-- start --

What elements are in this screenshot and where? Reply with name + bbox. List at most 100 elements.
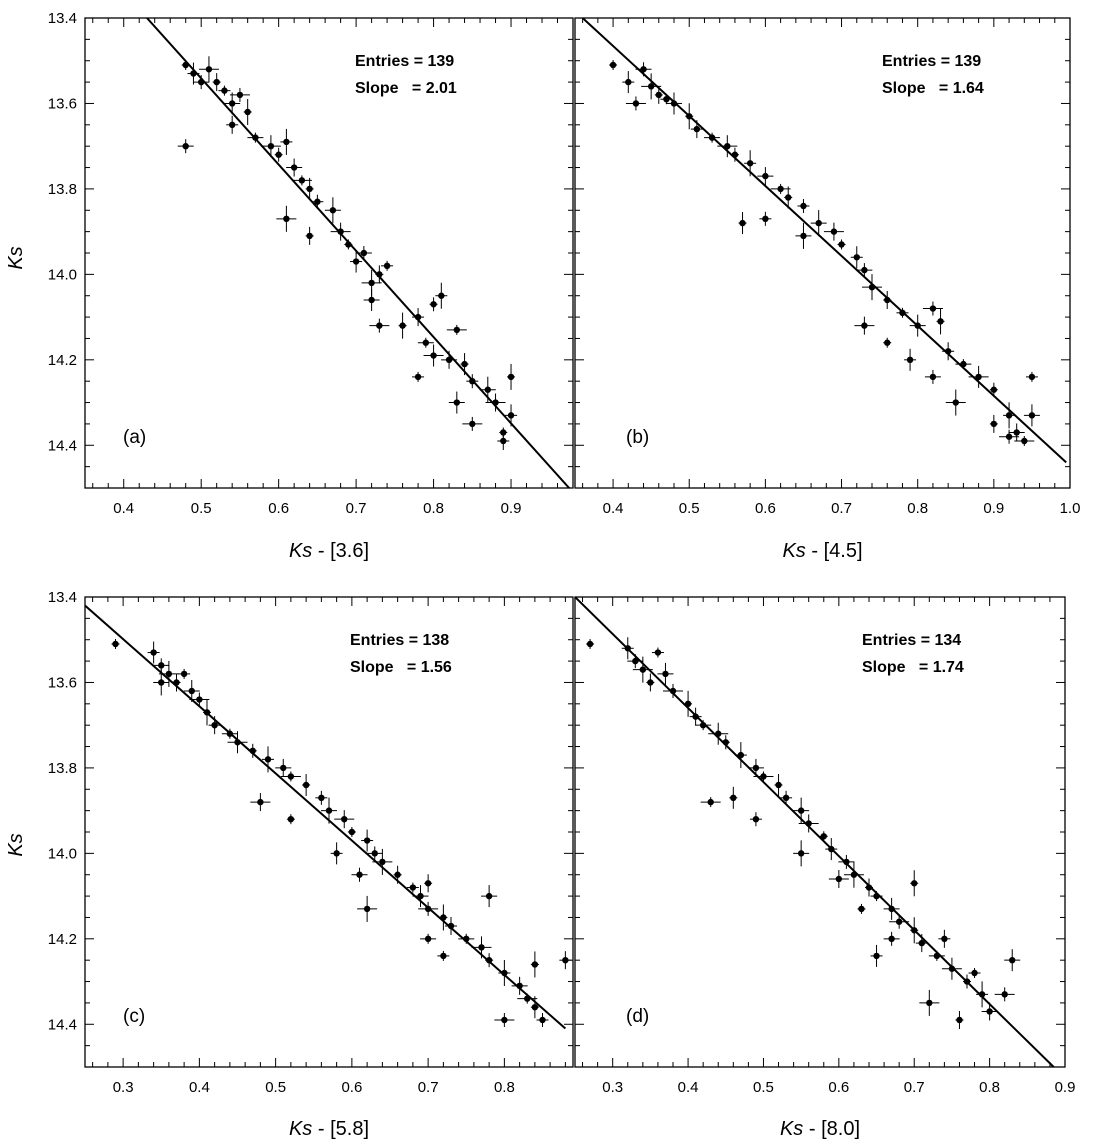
data-point [507,373,515,381]
data-point [926,999,933,1007]
data-point [722,739,729,746]
data-point [1009,956,1016,964]
data-point [944,348,952,355]
data-point [257,798,264,806]
data-point [914,322,921,329]
data-point [684,700,692,708]
data-point [501,969,508,977]
data-point [501,1016,508,1024]
data-point [383,262,391,270]
panel-label: (a) [123,427,146,448]
x-tick-label: 0.8 [907,500,928,517]
data-point [895,918,903,925]
slope-label: Slope = 2.01 [355,80,457,97]
data-point [306,185,313,193]
data-point [929,373,937,381]
data-point [858,905,865,913]
data-point [752,815,760,823]
data-point [655,91,662,99]
data-point [1001,991,1008,998]
data-point [213,78,220,86]
data-point [531,961,539,968]
data-point [737,751,745,759]
data-point [234,739,241,746]
data-point [686,113,693,120]
data-point [221,87,228,94]
data-point [884,296,891,304]
x-axis-title-band: - [5.8] [312,1118,369,1140]
data-point [453,326,461,334]
y-tick-label: 14.4 [48,1016,77,1033]
data-point [287,773,295,780]
data-point [283,215,290,223]
y-tick-label: 14.2 [48,352,77,369]
data-point [739,219,746,227]
x-tick-label: 0.5 [191,500,212,517]
x-axis-title: Ks - [4.5] [782,540,862,562]
data-point [586,640,594,648]
data-point [865,884,873,891]
data-point [639,666,647,673]
data-point [760,773,767,780]
data-point [500,437,507,445]
plot-data-layer [85,604,572,1030]
data-point [306,232,313,240]
entries-label: Entries = 138 [350,632,449,649]
data-point [379,858,386,866]
data-point [188,687,195,695]
data-point [937,318,944,325]
data-point [933,952,941,960]
data-point [929,305,937,312]
data-point [524,995,531,1002]
data-point [360,249,368,257]
data-point [414,373,422,381]
data-point [356,871,363,878]
data-point [244,108,251,116]
plot-frame [84,596,574,1068]
x-tick-label: 0.3 [113,1079,134,1096]
data-point [348,828,356,836]
data-point [654,649,662,656]
data-point [205,66,213,73]
data-point [986,1008,993,1015]
fit-line [85,604,567,1030]
data-point [868,283,876,291]
data-point [835,875,843,883]
plot-data-layer [146,18,570,488]
data-point [447,922,455,930]
data-point [800,232,807,240]
plot-data-layer [581,18,1067,464]
y-tick-label: 13.4 [48,589,77,606]
x-axis-title-band: - [8.0] [803,1118,860,1140]
data-point [941,935,948,943]
data-point [861,266,868,274]
data-point [463,935,470,943]
x-tick-label: 0.8 [979,1079,1000,1096]
data-point [990,386,998,393]
data-point [625,78,632,86]
data-point [371,850,378,857]
data-point [424,880,432,887]
data-point [539,1016,546,1024]
entries-label: Entries = 139 [355,53,454,70]
data-point [507,412,515,419]
data-point [461,360,468,368]
data-point [782,794,790,802]
data-point [805,820,812,827]
data-point [363,905,371,913]
data-point [368,279,375,287]
data-point [469,377,476,385]
data-point [484,386,491,393]
data-point [669,687,677,695]
data-point [978,991,986,998]
panel-a: 0.4 0.5 0.6 0.7 0.8 0.9 13.4 13.6 13.8 14.0 14.2 14… [5,10,574,562]
data-point [363,837,371,844]
data-point [693,125,701,133]
data-point [165,670,173,678]
y-tick-label: 14.4 [48,437,77,454]
data-point [838,241,845,248]
data-point [376,322,383,329]
data-point [873,892,880,900]
data-point [180,670,188,678]
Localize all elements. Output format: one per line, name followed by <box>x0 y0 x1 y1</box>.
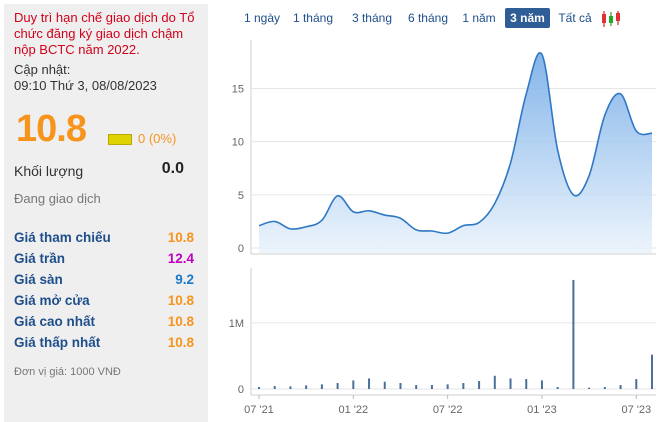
volume-bar <box>305 385 308 389</box>
volume-bar <box>478 381 481 389</box>
volume-bar <box>258 387 260 389</box>
stat-value-high: 10.8 <box>167 314 194 329</box>
volume-y-tick-label: 0 <box>238 384 244 396</box>
volume-bar <box>572 279 575 389</box>
stat-label-low: Giá thấp nhất <box>14 335 101 350</box>
stat-value-reference: 10.8 <box>167 230 194 245</box>
stat-label-ceiling: Giá trần <box>14 251 66 266</box>
tab-1-month[interactable]: 1 tháng <box>292 11 334 25</box>
x-tick-label: 07 '22 <box>433 404 463 416</box>
stat-label-open: Giá mở cửa <box>14 293 90 308</box>
price-y-tick-label: 10 <box>232 137 244 149</box>
volume-bar <box>651 354 653 389</box>
stat-label-reference: Giá tham chiếu <box>14 230 111 245</box>
volume-bar <box>619 385 622 389</box>
price-y-tick-label: 15 <box>232 84 244 96</box>
volume-y-tick-label: 1M <box>229 318 244 330</box>
quote-panel <box>4 4 208 422</box>
price-unit-note: Đơn vị giá: 1000 VNĐ <box>14 366 121 378</box>
volume-bar <box>336 383 339 389</box>
trading-restriction-notice: Duy trì hạn chế giao dịch do Tổ chức đăn… <box>14 10 195 57</box>
tab-3-months[interactable]: 3 tháng <box>351 11 393 25</box>
volume-bar <box>525 379 528 389</box>
candlestick-icon[interactable] <box>600 10 622 28</box>
stat-value-open: 10.8 <box>167 293 194 308</box>
volume-bar <box>430 385 433 389</box>
updated-time: 09:10 Thứ 3, 08/08/2023 <box>14 78 157 93</box>
tab-1-year[interactable]: 1 năm <box>462 11 496 25</box>
volume-bar <box>399 383 402 389</box>
price-y-tick-label: 0 <box>238 243 244 255</box>
volume-value: 0.0 <box>161 160 184 177</box>
volume-bar <box>509 378 512 389</box>
volume-bar <box>540 380 543 389</box>
volume-bar <box>415 385 418 389</box>
no-change-icon <box>108 134 132 145</box>
price-y-tick-label: 5 <box>238 190 244 202</box>
volume-bars <box>258 279 653 389</box>
stat-value-low: 10.8 <box>167 335 194 350</box>
volume-bar <box>352 380 355 389</box>
current-price: 10.8 <box>16 108 87 150</box>
volume-bar <box>289 386 292 389</box>
volume-bar <box>320 384 323 389</box>
price-line <box>258 51 653 235</box>
timeframe-tabs: 1 ngày 1 tháng 3 tháng 6 tháng 1 năm 3 n… <box>240 8 660 30</box>
x-tick-label: 01 '22 <box>338 404 368 416</box>
price-change: 0 (0%) <box>138 131 177 146</box>
axis-labels: 0 5 10 15 0 1M 07 '21 01 '22 07 '22 01 '23 07 '23 <box>229 84 651 416</box>
volume-bar <box>462 383 465 389</box>
volume-bar <box>383 381 386 389</box>
x-tick-label: 07 '23 <box>621 404 651 416</box>
stat-label-floor: Giá sàn <box>14 272 63 287</box>
volume-label: Khối lượng <box>14 163 84 179</box>
volume-bar <box>588 387 591 389</box>
tab-1-day[interactable]: 1 ngày <box>243 11 281 25</box>
volume-bar <box>368 378 371 389</box>
price-area-fill <box>259 52 652 254</box>
volume-bar <box>446 384 449 389</box>
volume-bar <box>635 379 638 389</box>
stat-value-ceiling: 12.4 <box>167 251 194 266</box>
volume-bar <box>556 387 559 389</box>
stat-label-high: Giá cao nhất <box>14 314 96 329</box>
trading-status: Đang giao dịch <box>14 191 101 206</box>
volume-bar <box>273 386 276 389</box>
x-tick-label: 01 '23 <box>527 404 557 416</box>
tab-all[interactable]: Tất cả <box>558 11 592 25</box>
updated-label: Cập nhật: <box>14 62 71 77</box>
x-tick-label: 07 '21 <box>244 404 274 416</box>
volume-bar <box>603 387 606 389</box>
stat-value-floor: 9.2 <box>175 272 194 287</box>
volume-bar <box>493 375 496 389</box>
tab-3-years[interactable]: 3 năm <box>505 8 550 28</box>
tab-6-months[interactable]: 6 tháng <box>407 11 449 25</box>
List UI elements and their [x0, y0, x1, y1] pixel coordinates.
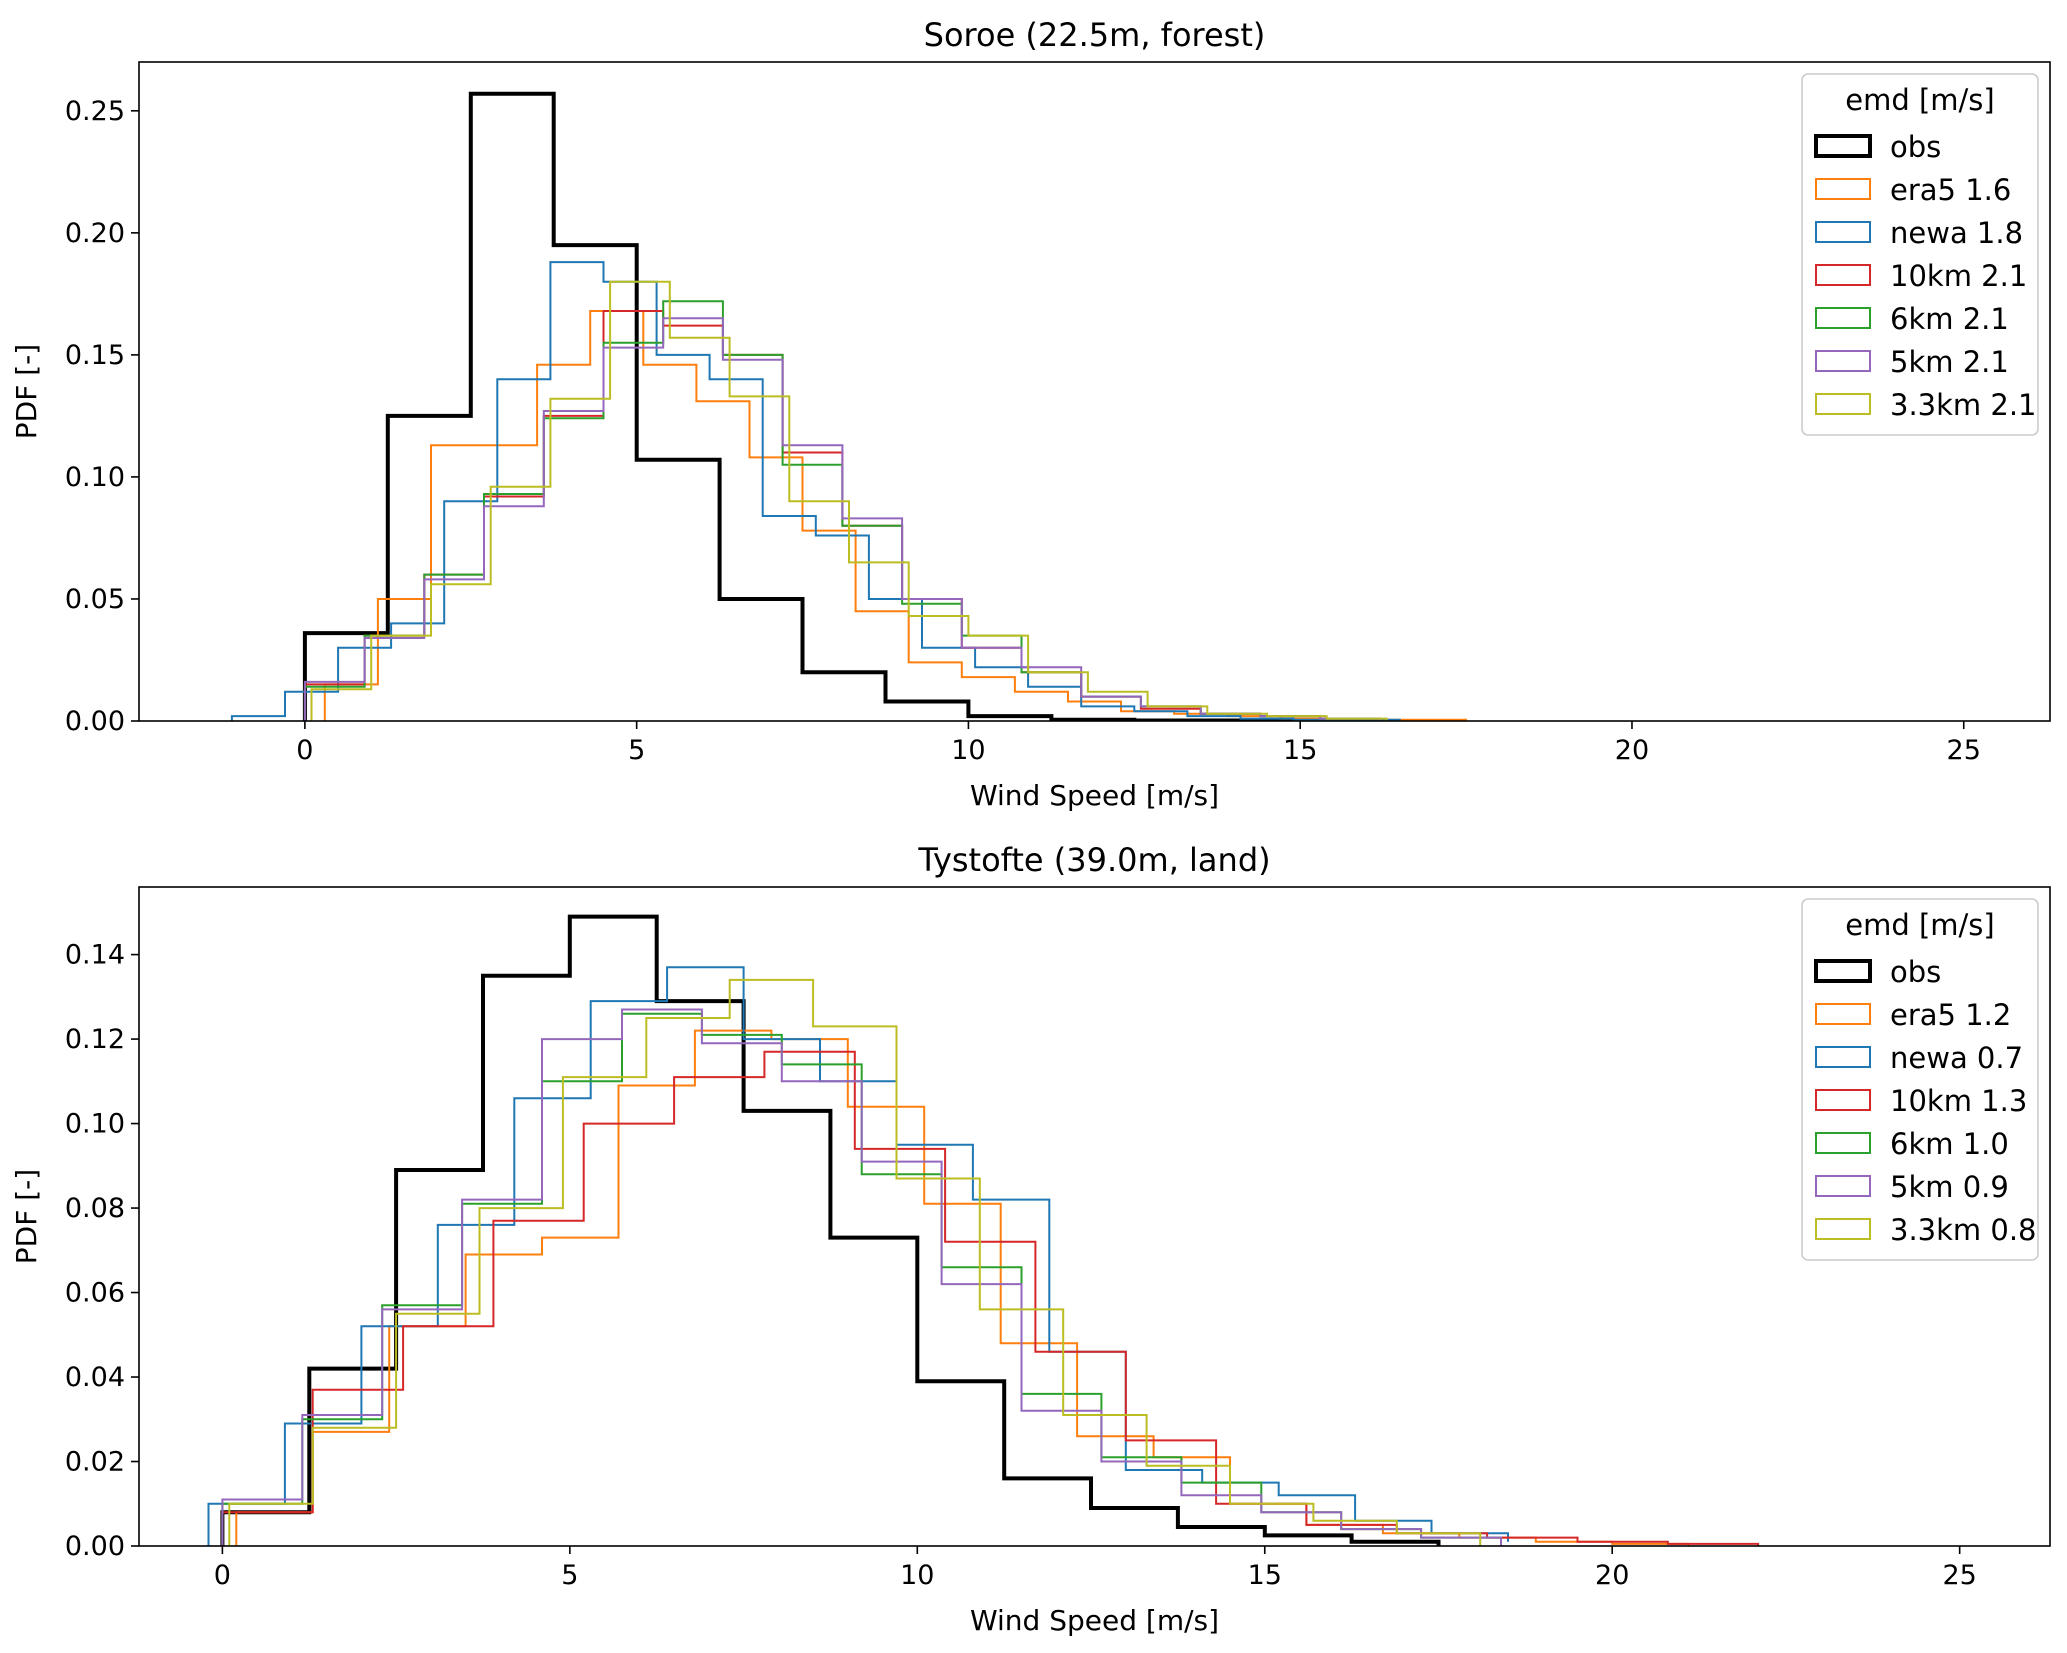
x-tick-label: 10 [900, 1560, 934, 1591]
legend-swatch-6km [1815, 307, 1871, 329]
legend: emd [m/s] obs era5 1.6 newa 1.8 10km 2.1 6km … [1801, 73, 2039, 436]
legend-swatch-10km [1815, 1089, 1871, 1111]
y-tick-label: 0.15 [65, 340, 125, 371]
axes-frame [138, 886, 2051, 1547]
series-line-newa [230, 261, 1401, 721]
series-line-5km [221, 1008, 1502, 1546]
legend-swatch-newa [1815, 221, 1871, 243]
y-tick-label: 0.14 [65, 940, 125, 971]
chart-title: Tystofte (39.0m, land) [917, 841, 1270, 879]
y-tick-label: 0.06 [65, 1278, 125, 1309]
series-line-newa [207, 966, 1509, 1546]
y-tick-label: 0.25 [65, 96, 125, 127]
y-tick-label: 0.02 [65, 1447, 125, 1478]
legend-swatch-newa [1815, 1046, 1871, 1068]
y-tick-label: 0.00 [65, 1531, 125, 1562]
series-group [207, 914, 1760, 1546]
y-axis-label: PDF [-] [10, 344, 43, 439]
legend-swatch-3-3km [1815, 1218, 1871, 1240]
legend-swatch-era5 [1815, 1003, 1871, 1025]
y-tick-label: 0.10 [65, 1109, 125, 1140]
series-line-3-3km [310, 280, 1388, 721]
y-tick-label: 0.04 [65, 1362, 125, 1393]
legend-label-6km: 6km 2.1 [1890, 302, 2009, 336]
series-line-10km [221, 1050, 1760, 1546]
legend-label-era5: era5 1.2 [1890, 998, 2011, 1032]
series-line-5km [303, 317, 1381, 721]
x-axis-label: Wind Speed [m/s] [970, 1604, 1219, 1637]
chart-title: Soroe (22.5m, forest) [924, 16, 1266, 54]
legend-label-5km: 5km 2.1 [1890, 345, 2009, 379]
legend-label-newa: newa 0.7 [1890, 1041, 2023, 1075]
legend-swatch-10km [1815, 264, 1871, 286]
y-axis-label: PDF [-] [10, 1169, 43, 1264]
legend-swatch-obs [1814, 959, 1872, 983]
x-tick-label: 20 [1595, 1560, 1629, 1591]
series-group [230, 91, 1468, 721]
legend-label-3-3km: 3.3km 2.1 [1890, 388, 2037, 422]
axes-frame [138, 61, 2051, 722]
x-tick-label: 25 [1947, 735, 1981, 766]
legend-swatch-obs [1814, 134, 1872, 158]
legend: emd [m/s] obs era5 1.2 newa 0.7 10km 1.3 6km … [1801, 898, 2039, 1261]
x-tick-label: 20 [1615, 735, 1649, 766]
y-tick-label: 0.12 [65, 1024, 125, 1055]
legend-label-era5: era5 1.6 [1890, 173, 2011, 207]
legend-swatch-era5 [1815, 178, 1871, 200]
x-tick-label: 5 [561, 1560, 578, 1591]
legend-label-5km: 5km 0.9 [1890, 1170, 2009, 1204]
series-line-3-3km [228, 978, 1482, 1546]
legend-label-newa: newa 1.8 [1890, 216, 2023, 250]
legend-box [1801, 73, 2039, 436]
legend-title: emd [m/s] [1845, 908, 1994, 942]
x-tick-label: 5 [628, 735, 645, 766]
legend-box [1801, 898, 2039, 1261]
y-tick-label: 0.10 [65, 462, 125, 493]
legend-label-10km: 10km 1.3 [1890, 1084, 2027, 1118]
legend-label-10km: 10km 2.1 [1890, 259, 2027, 293]
y-tick-label: 0.00 [65, 706, 125, 737]
x-tick-label: 15 [1283, 735, 1317, 766]
x-tick-label: 10 [951, 735, 985, 766]
series-line-obs [220, 914, 1441, 1546]
x-tick-label: 0 [214, 1560, 231, 1591]
x-tick-label: 25 [1942, 1560, 1976, 1591]
legend-label-obs: obs [1890, 130, 1941, 164]
chart-panel-2: Tystofte (39.0m, land) 0 5 10 15 20 25 0.00 0.02… [10, 841, 2051, 1637]
legend-label-obs: obs [1890, 955, 1941, 989]
legend-label-6km: 6km 1.0 [1890, 1127, 2009, 1161]
legend-label-3-3km: 3.3km 0.8 [1890, 1213, 2037, 1247]
legend-title: emd [m/s] [1845, 83, 1994, 117]
legend-swatch-5km [1815, 1175, 1871, 1197]
y-tick-label: 0.05 [65, 584, 125, 615]
x-tick-label: 0 [296, 735, 313, 766]
x-tick-label: 15 [1248, 1560, 1282, 1591]
legend-swatch-3-3km [1815, 393, 1871, 415]
series-line-era5 [235, 1029, 1690, 1546]
series-line-obs [302, 91, 1303, 721]
y-tick-label: 0.08 [65, 1193, 125, 1224]
legend-swatch-6km [1815, 1132, 1871, 1154]
legend-swatch-5km [1815, 350, 1871, 372]
y-tick-label: 0.20 [65, 218, 125, 249]
series-line-era5 [323, 310, 1468, 721]
x-axis-label: Wind Speed [m/s] [970, 779, 1219, 812]
chart-panel-1: Soroe (22.5m, forest) 0 5 10 15 20 25 0.00 0.05 0… [10, 16, 2051, 812]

-- end --

● WRITTEN REQUEST:
Please list every line in the material above that contains the string "name".

● THE OUTPUT:
What elements are in this screenshot and where? Reply with name + bbox. List at most 100 elements.
Localize all elements. Output format: one per line, name followed by <box>x0 y0 x1 y1</box>.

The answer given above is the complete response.